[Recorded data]
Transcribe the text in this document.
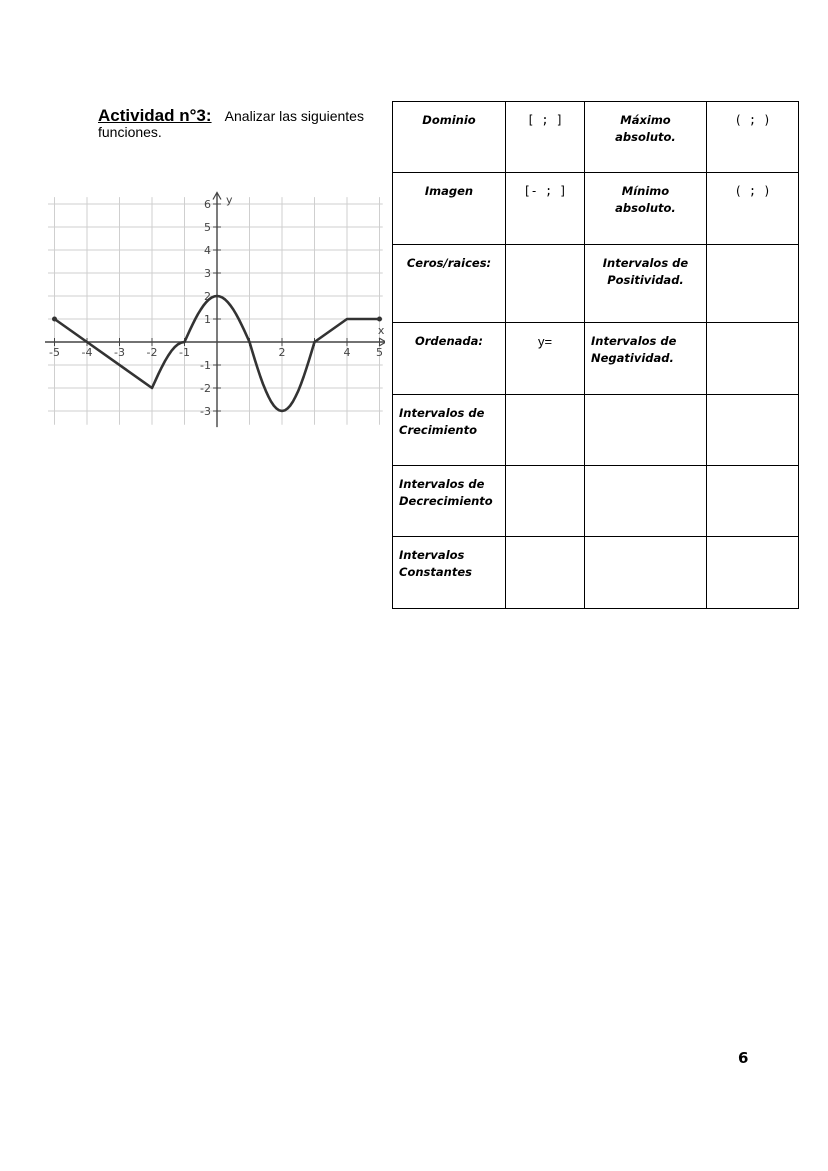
Actividad n°3: Analizar las siguientes funciones.
-5 -4 -3 -2 -1	2	4 5
6
5
4
3
2
1
-1
-2
-3
x
y
Dominio	[ ; ]	Máximo absoluto.	( ; )
Imagen	[- ; ]	Mínimo absoluto.	( ; )
Ceros/raices:		Intervalos de Positividad.	
Ordenada:	y=	Intervalos de Negatividad.	
Intervalos de Crecimiento			
Intervalos de Decrecimiento			
Intervalos Constantes			
6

*Stated goal*
Leave out the pictures and output every record above precisely as given.

*Expected answer*
Transcribe the text in this document.
Actividad n°3: Analizar las siguientes funciones.
-5 -4 -3 -2 -1	2	4 5
6
5
4
3
2
1
-1
-2
-3
x
y
Dominio	[ ; ]	Máximo absoluto.	( ; )
Imagen	[- ; ]	Mínimo absoluto.	( ; )
Ceros/raices:		Intervalos de Positividad.	
Ordenada:	y=	Intervalos de Negatividad.	
Intervalos de Crecimiento			
Intervalos de Decrecimiento			
Intervalos Constantes			
6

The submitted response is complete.